**Material:**
↓↓↓
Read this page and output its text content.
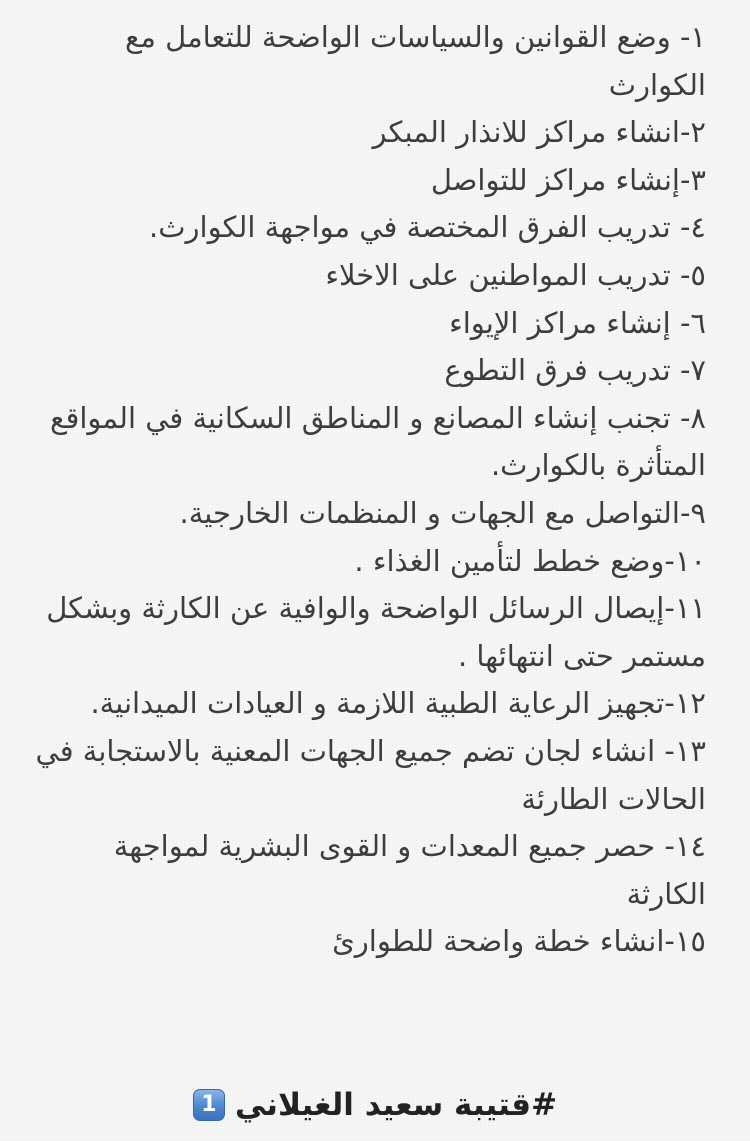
١- وضع القوانين والسياسات الواضحة للتعامل مع الكوارث

٢-انشاء مراكز للانذار المبكر

٣-إنشاء مراكز للتواصل

٤- تدريب الفرق المختصة في مواجهة الكوارث.

٥- تدريب المواطنين على الاخلاء

٦- إنشاء مراكز الإيواء

٧- تدريب فرق التطوع

٨- تجنب إنشاء المصانع و المناطق السكانية في المواقع المتأثرة بالكوارث.

٩-التواصل مع الجهات و المنظمات الخارجية.

١٠-وضع خطط لتأمين الغذاء .

١١-إيصال الرسائل الواضحة والوافية عن الكارثة وبشكل مستمر حتى انتهائها .

١٢-تجهيز الرعاية الطبية اللازمة و العيادات الميدانية.

١٣- انشاء لجان تضم جميع الجهات المعنية بالاستجابة في الحالات الطارئة

١٤- حصر جميع المعدات و القوى البشرية لمواجهة الكارثة

١٥-انشاء خطة واضحة للطوارئ

#قتيبة سعيد الغيلاني
1
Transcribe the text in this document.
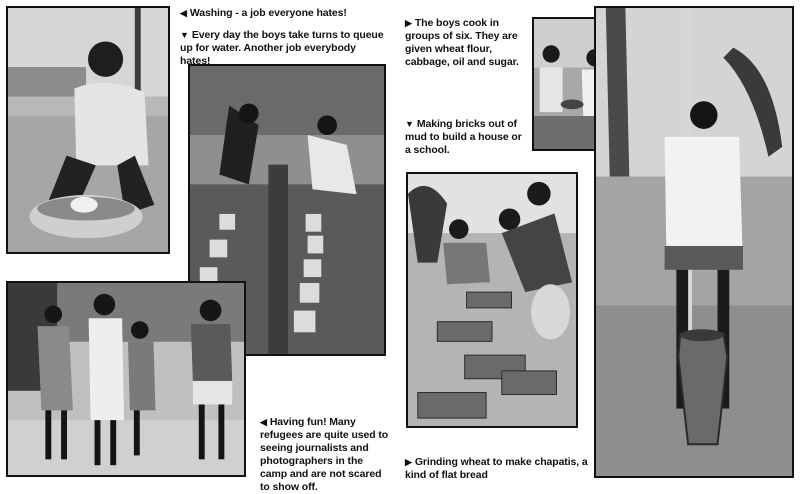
◀ Washing - a job everyone hates!
▼ Every day the boys take turns to queue up for water. Another job everybody hates!
▶ The boys cook in groups of six. They are given wheat flour, cabbage, oil and sugar.
▼ Making bricks out of mud to build a house or a school.
◀ Having fun! Many refugees are quite used to seeing journalists and photographers in the camp and are not scared to show off.
▶ Grinding wheat to make chapatis, a kind of flat bread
↑↑↑
**Stated problem:** Skip the pictures and print each record exactly as it stands.

**Expected answer:**
Read this page and output its text content.
١- وضع القوانين والسياسات الواضحة للتعامل مع الكوارث

٢-انشاء مراكز للانذار المبكر

٣-إنشاء مراكز للتواصل

٤- تدريب الفرق المختصة في مواجهة الكوارث.

٥- تدريب المواطنين على الاخلاء

٦- إنشاء مراكز الإيواء

٧- تدريب فرق التطوع

٨- تجنب إنشاء المصانع و المناطق السكانية في المواقع المتأثرة بالكوارث.

٩-التواصل مع الجهات و المنظمات الخارجية.

١٠-وضع خطط لتأمين الغذاء .

١١-إيصال الرسائل الواضحة والوافية عن الكارثة وبشكل مستمر حتى انتهائها .

١٢-تجهيز الرعاية الطبية اللازمة و العيادات الميدانية.

١٣- انشاء لجان تضم جميع الجهات المعنية بالاستجابة في الحالات الطارئة

١٤- حصر جميع المعدات و القوى البشرية لمواجهة الكارثة

١٥-انشاء خطة واضحة للطوارئ

#قتيبة سعيد الغيلاني
1
Transcribe the text in this document.
◀ Washing - a job everyone hates!
▼ Every day the boys take turns to queue up for water. Another job everybody hates!
▶ The boys cook in groups of six. They are given wheat flour, cabbage, oil and sugar.
▼ Making bricks out of mud to build a house or a school.
◀ Having fun! Many refugees are quite used to seeing journalists and photographers in the camp and are not scared to show off.
▶ Grinding wheat to make chapatis, a kind of flat bread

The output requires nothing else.